:: Listed entries ::
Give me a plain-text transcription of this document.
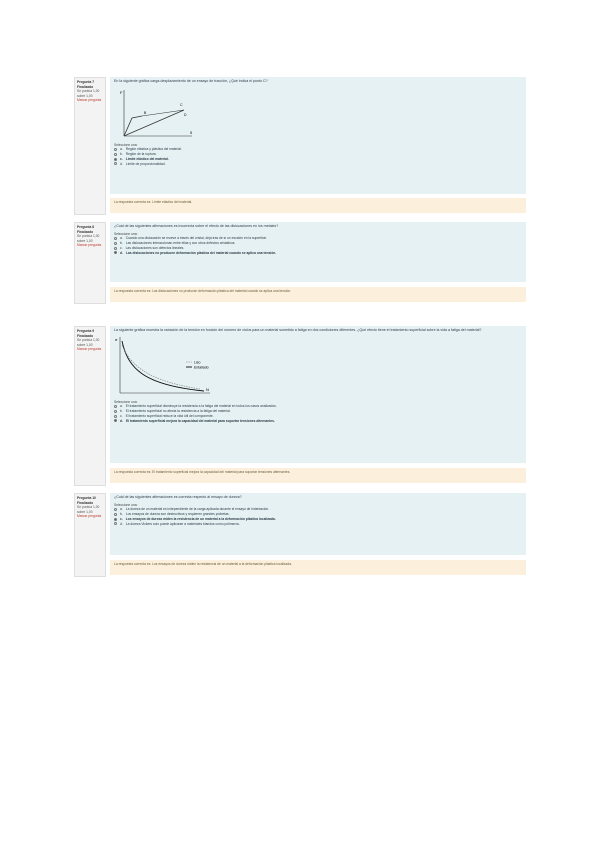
Pregunta 7
Finalizado
Se puntúa 1,00 sobre 1,00
Marcar pregunta
En la siguiente gráfica carga-desplazamiento de un ensayo de tracción, ¿Qué indica el punto C?
F
δ
B
C
D
Seleccione una:
a. Región elástica y plástica del material.
b. Región de la ruptura.
c. Límite elástico del material.
d. Límite de proporcionalidad.
La respuesta correcta es: Límite elástico del material.
Pregunta 8
Finalizado
Se puntúa 1,00 sobre 1,00
Marcar pregunta
¿Cuál de las siguientes afirmaciones es incorrecta sobre el efecto de las dislocaciones en los metales?
Seleccione una:
a. Cuando una dislocación se mueve a través del cristal, deja tras de sí un escalón en la superficie.
b. Las dislocaciones interaccionan entre ellas y con otros defectos cristalinos.
c. Las dislocaciones son defectos lineales.
d. Las dislocaciones no producen deformación plástica del material cuando se aplica una tensión.
La respuesta correcta es: Las dislocaciones no producen deformación plástica del material cuando se aplica una tensión.
Pregunta 9
Finalizado
Se puntúa 1,00 sobre 1,00
Marcar pregunta
La siguiente gráfica muestra la variación de la tensión en función del número de ciclos para un material sometido a fatiga en dos condiciones diferentes. ¿Qué efecto tiene el tratamiento superficial sobre la vida a fatiga del material?
σ
N
Liso
Entallado
Seleccione una:
a. El tratamiento superficial disminuye la resistencia a la fatiga del material en todos los casos analizados.
b. El tratamiento superficial no afecta la resistencia a la fatiga del material.
c. El tratamiento superficial reduce la vida útil del componente.
d. El tratamiento superficial mejora la capacidad del material para soportar tensiones alternantes.
La respuesta correcta es: El tratamiento superficial mejora la capacidad del material para soportar tensiones alternantes.
Pregunta 10
Finalizado
Se puntúa 1,00 sobre 1,00
Marcar pregunta
¿Cuál de las siguientes afirmaciones es correcta respecto al ensayo de dureza?
Seleccione una:
a. La dureza de un material es independiente de la carga aplicada durante el ensayo de indentación.
b. Los ensayos de dureza son destructivos y requieren grandes probetas.
c. Los ensayos de dureza miden la resistencia de un material a la deformación plástica localizada.
d. La dureza Vickers solo puede aplicarse a materiales blandos como polímeros.
La respuesta correcta es: Los ensayos de dureza miden la resistencia de un material a la deformación plástica localizada.
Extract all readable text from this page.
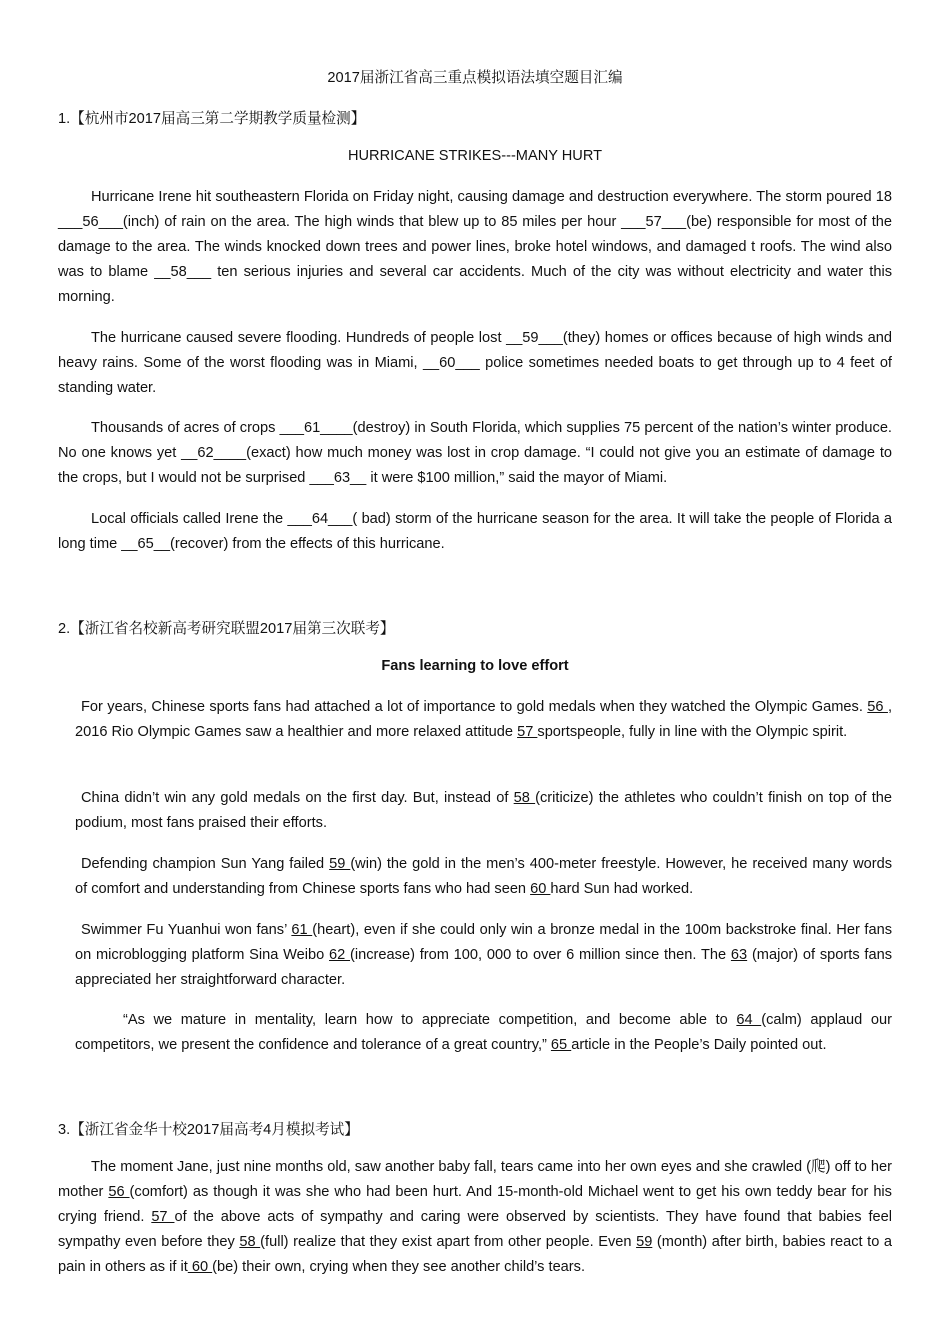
2017届浙江省高三重点模拟语法填空题目汇编
1.【杭州市2017届高三第二学期教学质量检测】
HURRICANE STRIKES---MANY HURT

Hurricane Irene hit southeastern Florida on Friday night, causing damage and destruction everywhere. The storm poured 18 ___56___(inch) of rain on the area. The high winds that blew up to 85 miles per hour ___57___(be) responsible for most of the damage to the area. The winds knocked down trees and power lines, broke hotel windows, and damaged t roofs. The wind also was to blame __58___ ten serious injuries and several car accidents. Much of the city was without electricity and water this morning.

The hurricane caused severe flooding. Hundreds of people lost __59___(they) homes or offices because of high winds and heavy rains. Some of the worst flooding was in Miami, __60___ police sometimes needed boats to get through up to 4 feet of standing water.

Thousands of acres of crops ___61____(destroy) in South Florida, which supplies 75 percent of the nation’s winter produce. No one knows yet __62____(exact) how much money was lost in crop damage. “I could not give you an estimate of damage to the crops, but I would not be surprised ___63__ it were $100 million,” said the mayor of Miami.

Local officials called Irene the ___64___( bad) storm of the hurricane season for the area. It will take the people of Florida a long time __65__(recover) from the effects of this hurricane.

2.【浙江省名校新高考研究联盟2017届第三次联考】
Fans learning to love effort

For years, Chinese sports fans had attached a lot of importance to gold medals when they watched the Olympic Games. 56 , 2016 Rio Olympic Games saw a healthier and more relaxed attitude 57 sportspeople, fully in line with the Olympic spirit.

China didn’t win any gold medals on the first day. But, instead of 58 (criticize) the athletes who couldn’t finish on top of the podium, most fans praised their efforts.

Defending champion Sun Yang failed 59 (win) the gold in the men’s 400-meter freestyle. However, he received many words of comfort and understanding from Chinese sports fans who had seen 60 hard Sun had worked.

Swimmer Fu Yuanhui won fans’ 61 (heart), even if she could only win a bronze medal in the 100m backstroke final. Her fans on microblogging platform Sina Weibo 62 (increase) from 100, 000 to over 6 million since then. The 63 (major) of sports fans appreciated her straightforward character.

“As we mature in mentality, learn how to appreciate competition, and become able to 64 (calm) applaud our competitors, we present the confidence and tolerance of a great country,” 65 article in the People’s Daily pointed out.

3.【浙江省金华十校2017届高考4月模拟考试】

The moment Jane, just nine months old, saw another baby fall, tears came into her own eyes and she crawled (爬) off to her mother 56 (comfort) as though it was she who had been hurt. And 15-month-old Michael went to get his own teddy bear for his crying friend. 57 of the above acts of sympathy and caring were observed by scientists. They have found that babies feel sympathy even before they 58 (full) realize that they exist apart from other people. Even 59 (month) after birth, babies react to a pain in others as if it 60 (be) their own, crying when they see another child’s tears.
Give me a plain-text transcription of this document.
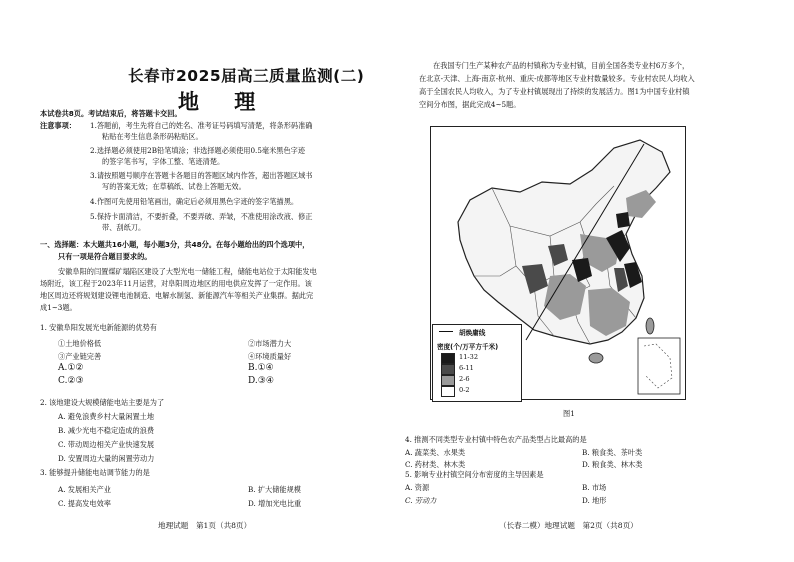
长春市2025届高三质量监测(二)
地 理
本试卷共8页。考试结束后，将答题卡交回。
注意事项： 1.答题前，考生先将自己的姓名、准考证号码填写清楚，将条形码准确
粘贴在考生信息条形码粘贴区。
2.选择题必须使用2B铅笔填涂；非选择题必须使用0.5毫米黑色字迹
的签字笔书写，字体工整、笔迹清楚。
3.请按照题号顺序在答题卡各题目的答题区域内作答，超出答题区域书
写的答案无效；在草稿纸、试卷上答题无效。
4.作图可先使用铅笔画出，确定后必须用黑色字迹的签字笔描黑。
5.保持卡面清洁，不要折叠，不要弄破、弄皱，不准使用涂改液、修正
带、刮纸刀。
一、选择题：本大题共16小题，每小题3分，共48分。在每小题给出的四个选项中，
只有一项是符合题目要求的。
安徽阜阳的闫置煤矿塌陷区建设了大型光电一储能工程，储能电站位于太阳能发电
场附近，该工程于2023年11月运营，对阜阳周边地区的用电供应发挥了一定作用。该
地区周边还将规划建设锂电池制造、电解水制氢、新能源汽车等相关产业集群。据此完
成1~3题。
1. 安徽阜阳发展光电新能源的优势有
①土地价格低	②市场潜力大
③产业链完善	④环境质量好
A.①②	B.①④
C.②③	D.③④
2. 该地建设大规模储能电站主要是为了
A. 避免浪费乡村大量闲置土地
B. 减少光电不稳定造成的浪费
C. 带动周边相关产业快速发展
D. 安置周边大量的闲置劳动力
3. 能够提升储能电站调节能力的是
A. 发展相关产业	B. 扩大储能规模
C. 提高发电效率	D. 增加光电比重
地理试题　第1页（共8页）
在我国专门生产某种农产品的村镇称为专业村镇，目前全国各类专业村6万多个，
在北京-天津、上海-南京-杭州、重庆-成都等地区专业村数量较多。专业村农民人均收入
高于全国农民人均收入，为了专业村镇展现出了持续的发展活力。图1为中国专业村镇
空间分布图，据此完成4~5题。
图1
4. 推测不同类型专业村镇中特色农产品类型占比最高的是
A. 蔬菜类、水果类	B. 粮食类、茶叶类
C. 药材类、林木类	D. 粮食类、林木类
5. 影响专业村镇空间分布密度的主导因素是
A. 资源	B. 市场
C. 劳动力	D. 地形
（长春二模）地理试题　第2页（共8页）
胡焕庸线
密度(个/万平方千米)
11-32
6-11
2-6
0-2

:: Exercise requirements ::
Work out how many lines in the records above hold the string "Cuál", then give only that count.

:: Result of this task ::
2